- [Work required]
Go through the listing below and list every line with "JSON".

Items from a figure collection

--- Start ---

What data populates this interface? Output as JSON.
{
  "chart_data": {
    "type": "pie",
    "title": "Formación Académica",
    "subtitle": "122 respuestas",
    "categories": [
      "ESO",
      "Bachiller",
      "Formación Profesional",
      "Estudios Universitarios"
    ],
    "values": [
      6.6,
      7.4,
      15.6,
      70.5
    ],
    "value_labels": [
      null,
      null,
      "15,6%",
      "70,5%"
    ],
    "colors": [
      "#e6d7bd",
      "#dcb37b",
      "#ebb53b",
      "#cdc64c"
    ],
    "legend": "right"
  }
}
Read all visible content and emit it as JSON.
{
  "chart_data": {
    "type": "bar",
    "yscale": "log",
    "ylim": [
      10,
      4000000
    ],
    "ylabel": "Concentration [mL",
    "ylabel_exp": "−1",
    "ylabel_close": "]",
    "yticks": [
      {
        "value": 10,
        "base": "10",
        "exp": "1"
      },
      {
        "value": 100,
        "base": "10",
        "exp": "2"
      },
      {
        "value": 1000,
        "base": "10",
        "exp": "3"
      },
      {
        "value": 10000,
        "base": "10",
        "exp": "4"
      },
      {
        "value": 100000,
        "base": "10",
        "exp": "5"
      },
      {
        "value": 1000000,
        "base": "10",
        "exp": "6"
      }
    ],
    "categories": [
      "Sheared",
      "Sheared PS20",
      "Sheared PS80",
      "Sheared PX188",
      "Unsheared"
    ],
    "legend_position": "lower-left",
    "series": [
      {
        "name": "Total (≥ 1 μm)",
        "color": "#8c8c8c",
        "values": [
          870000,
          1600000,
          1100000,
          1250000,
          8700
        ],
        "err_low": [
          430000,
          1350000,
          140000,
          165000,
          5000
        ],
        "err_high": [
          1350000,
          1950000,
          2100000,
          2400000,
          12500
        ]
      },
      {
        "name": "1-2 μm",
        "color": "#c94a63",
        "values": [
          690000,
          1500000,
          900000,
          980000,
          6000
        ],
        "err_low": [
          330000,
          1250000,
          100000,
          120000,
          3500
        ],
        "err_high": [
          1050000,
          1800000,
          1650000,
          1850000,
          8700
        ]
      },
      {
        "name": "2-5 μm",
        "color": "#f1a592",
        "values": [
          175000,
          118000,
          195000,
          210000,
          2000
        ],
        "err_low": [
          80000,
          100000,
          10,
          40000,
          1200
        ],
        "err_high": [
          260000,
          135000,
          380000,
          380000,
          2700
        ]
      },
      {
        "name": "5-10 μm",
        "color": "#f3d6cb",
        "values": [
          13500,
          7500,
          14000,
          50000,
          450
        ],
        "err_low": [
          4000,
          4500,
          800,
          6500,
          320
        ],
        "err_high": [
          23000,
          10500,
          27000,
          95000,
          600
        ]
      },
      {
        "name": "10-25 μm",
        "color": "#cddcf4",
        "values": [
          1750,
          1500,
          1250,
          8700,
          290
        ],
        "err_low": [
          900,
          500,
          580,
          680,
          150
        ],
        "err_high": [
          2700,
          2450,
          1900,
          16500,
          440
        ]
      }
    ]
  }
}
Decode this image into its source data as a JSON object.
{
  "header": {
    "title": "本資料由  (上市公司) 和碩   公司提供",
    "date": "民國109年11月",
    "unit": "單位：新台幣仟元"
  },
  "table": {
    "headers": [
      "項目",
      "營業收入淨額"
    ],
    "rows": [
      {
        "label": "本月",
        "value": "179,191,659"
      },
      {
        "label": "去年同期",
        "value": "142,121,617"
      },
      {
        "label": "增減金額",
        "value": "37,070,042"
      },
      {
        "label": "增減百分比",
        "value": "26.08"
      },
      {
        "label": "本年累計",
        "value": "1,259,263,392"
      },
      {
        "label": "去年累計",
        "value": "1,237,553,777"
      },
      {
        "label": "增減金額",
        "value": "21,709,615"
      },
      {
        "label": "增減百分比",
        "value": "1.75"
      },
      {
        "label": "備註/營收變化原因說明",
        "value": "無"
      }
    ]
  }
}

--- End ---

- [Task response]
What data populates this interface? Output as JSON.
Read all visible content and emit it as JSON.
Decode this image into its source data as a JSON object.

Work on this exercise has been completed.